*RECORD EXCERPTS*.

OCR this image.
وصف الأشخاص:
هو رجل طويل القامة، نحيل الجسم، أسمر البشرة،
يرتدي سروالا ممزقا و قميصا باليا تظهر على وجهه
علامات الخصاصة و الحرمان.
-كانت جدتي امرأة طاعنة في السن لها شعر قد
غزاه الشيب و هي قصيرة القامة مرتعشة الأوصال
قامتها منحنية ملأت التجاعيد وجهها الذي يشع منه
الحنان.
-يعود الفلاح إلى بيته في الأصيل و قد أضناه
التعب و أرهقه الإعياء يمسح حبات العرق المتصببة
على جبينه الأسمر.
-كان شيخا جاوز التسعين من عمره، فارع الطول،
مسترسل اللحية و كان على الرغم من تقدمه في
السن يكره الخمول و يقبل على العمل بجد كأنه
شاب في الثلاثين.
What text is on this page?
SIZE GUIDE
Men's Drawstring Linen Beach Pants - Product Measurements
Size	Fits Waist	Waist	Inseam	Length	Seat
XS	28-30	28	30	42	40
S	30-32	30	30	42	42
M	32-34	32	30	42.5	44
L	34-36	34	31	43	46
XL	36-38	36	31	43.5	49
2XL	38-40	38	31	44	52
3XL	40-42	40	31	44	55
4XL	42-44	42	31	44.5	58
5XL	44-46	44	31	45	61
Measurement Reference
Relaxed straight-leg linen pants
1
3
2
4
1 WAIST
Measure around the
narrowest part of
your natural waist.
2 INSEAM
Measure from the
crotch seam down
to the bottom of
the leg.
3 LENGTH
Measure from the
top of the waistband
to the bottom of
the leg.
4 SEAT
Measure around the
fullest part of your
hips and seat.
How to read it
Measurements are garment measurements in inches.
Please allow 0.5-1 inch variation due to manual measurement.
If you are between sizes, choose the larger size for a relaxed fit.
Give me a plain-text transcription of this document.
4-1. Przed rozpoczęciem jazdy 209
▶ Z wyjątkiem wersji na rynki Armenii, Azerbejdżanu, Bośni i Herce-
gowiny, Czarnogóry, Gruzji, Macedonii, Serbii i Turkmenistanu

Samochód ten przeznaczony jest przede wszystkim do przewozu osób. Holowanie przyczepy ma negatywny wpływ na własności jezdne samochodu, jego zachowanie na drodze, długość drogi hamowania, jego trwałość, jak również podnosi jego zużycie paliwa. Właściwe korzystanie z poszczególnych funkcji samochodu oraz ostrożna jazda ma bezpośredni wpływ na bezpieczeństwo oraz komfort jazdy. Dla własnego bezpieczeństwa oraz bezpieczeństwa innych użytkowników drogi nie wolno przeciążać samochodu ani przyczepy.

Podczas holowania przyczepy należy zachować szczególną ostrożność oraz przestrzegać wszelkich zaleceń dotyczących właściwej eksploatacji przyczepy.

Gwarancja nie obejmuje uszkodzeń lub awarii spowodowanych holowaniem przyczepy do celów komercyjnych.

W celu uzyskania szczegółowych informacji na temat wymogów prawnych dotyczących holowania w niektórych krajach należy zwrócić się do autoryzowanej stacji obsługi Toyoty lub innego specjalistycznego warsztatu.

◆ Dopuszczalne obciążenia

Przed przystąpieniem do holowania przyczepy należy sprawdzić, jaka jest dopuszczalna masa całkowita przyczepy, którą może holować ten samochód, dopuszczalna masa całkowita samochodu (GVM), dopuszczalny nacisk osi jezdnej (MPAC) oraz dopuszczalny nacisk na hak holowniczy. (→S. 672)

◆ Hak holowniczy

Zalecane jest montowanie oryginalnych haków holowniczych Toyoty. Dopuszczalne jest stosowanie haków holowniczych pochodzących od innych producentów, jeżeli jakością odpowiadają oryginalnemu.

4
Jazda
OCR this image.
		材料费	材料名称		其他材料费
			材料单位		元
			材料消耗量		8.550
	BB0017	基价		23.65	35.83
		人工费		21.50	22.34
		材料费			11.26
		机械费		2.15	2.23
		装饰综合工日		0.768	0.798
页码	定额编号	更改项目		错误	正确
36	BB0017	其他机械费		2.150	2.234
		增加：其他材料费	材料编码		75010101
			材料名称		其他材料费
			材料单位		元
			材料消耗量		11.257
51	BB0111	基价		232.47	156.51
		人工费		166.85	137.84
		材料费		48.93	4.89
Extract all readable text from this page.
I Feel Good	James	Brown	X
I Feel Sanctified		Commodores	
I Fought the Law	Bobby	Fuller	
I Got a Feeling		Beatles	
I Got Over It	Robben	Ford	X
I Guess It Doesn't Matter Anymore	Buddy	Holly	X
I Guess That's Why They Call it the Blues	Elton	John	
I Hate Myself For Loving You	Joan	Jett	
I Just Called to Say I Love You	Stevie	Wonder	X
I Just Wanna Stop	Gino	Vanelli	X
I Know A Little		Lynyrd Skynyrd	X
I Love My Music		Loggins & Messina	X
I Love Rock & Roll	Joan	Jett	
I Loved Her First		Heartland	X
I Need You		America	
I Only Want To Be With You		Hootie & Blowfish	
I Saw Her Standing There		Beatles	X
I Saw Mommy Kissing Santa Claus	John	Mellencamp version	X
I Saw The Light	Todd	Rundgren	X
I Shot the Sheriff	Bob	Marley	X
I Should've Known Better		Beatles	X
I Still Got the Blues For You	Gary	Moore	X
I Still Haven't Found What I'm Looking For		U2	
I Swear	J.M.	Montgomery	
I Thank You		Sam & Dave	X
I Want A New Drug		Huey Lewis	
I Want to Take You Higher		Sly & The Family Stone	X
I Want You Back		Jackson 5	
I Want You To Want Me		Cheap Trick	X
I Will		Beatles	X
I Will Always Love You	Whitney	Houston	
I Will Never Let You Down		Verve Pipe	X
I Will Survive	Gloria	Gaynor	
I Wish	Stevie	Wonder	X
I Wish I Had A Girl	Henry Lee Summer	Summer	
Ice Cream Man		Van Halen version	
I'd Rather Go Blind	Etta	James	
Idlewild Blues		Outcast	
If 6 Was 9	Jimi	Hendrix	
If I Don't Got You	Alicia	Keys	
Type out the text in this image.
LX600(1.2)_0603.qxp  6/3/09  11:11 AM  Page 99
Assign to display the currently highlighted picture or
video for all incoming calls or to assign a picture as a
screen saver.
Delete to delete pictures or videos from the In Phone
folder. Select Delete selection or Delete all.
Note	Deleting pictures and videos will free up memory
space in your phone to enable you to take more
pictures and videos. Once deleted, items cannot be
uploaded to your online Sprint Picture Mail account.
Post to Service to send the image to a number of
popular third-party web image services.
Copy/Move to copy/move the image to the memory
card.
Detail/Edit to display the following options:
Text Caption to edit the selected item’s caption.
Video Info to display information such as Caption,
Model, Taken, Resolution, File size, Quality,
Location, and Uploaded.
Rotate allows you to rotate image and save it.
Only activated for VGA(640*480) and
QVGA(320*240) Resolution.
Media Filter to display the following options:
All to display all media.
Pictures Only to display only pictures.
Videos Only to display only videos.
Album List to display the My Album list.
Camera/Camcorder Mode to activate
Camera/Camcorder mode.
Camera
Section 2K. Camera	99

*TASK REQUIREMENTS*. Which lines contain "memory"? Copy each of them out.

*SOLUTION*.
Note	Deleting pictures and videos will free up memory
Copy/Move to copy/move the image to the memory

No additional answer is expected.